- [TASK BRIEF]: Write out the listing beneath this instruction in its entirety, exactly as it reads.

- [SOURCE MATERIAL]:
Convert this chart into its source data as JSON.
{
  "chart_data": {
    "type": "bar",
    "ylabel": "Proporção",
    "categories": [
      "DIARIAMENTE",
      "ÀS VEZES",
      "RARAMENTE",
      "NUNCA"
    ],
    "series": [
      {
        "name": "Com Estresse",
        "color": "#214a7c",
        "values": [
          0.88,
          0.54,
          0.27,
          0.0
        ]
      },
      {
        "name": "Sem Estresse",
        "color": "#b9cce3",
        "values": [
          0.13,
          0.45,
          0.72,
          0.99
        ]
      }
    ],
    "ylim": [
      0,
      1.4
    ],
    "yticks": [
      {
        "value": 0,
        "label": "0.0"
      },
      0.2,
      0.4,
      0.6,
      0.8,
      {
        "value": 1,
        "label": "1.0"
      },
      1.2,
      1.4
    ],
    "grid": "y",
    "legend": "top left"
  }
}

- [ANSWER TO THE PROBLEM]:
Convert this chart into its source data as JSON.
{
  "chart_data": {
    "type": "bar",
    "ylabel": "Proporção",
    "categories": [
      "DIARIAMENTE",
      "ÀS VEZES",
      "RARAMENTE",
      "NUNCA"
    ],
    "series": [
      {
        "name": "Com Estresse",
        "color": "#214a7c",
        "values": [
          0.88,
          0.54,
          0.27,
          0.0
        ]
      },
      {
        "name": "Sem Estresse",
        "color": "#b9cce3",
        "values": [
          0.13,
          0.45,
          0.72,
          0.99
        ]
      }
    ],
    "ylim": [
      0,
      1.4
    ],
    "yticks": [
      {
        "value": 0,
        "label": "0.0"
      },
      0.2,
      0.4,
      0.6,
      0.8,
      {
        "value": 1,
        "label": "1.0"
      },
      1.2,
      1.4
    ],
    "grid": "y",
    "legend": "top left"
  }
}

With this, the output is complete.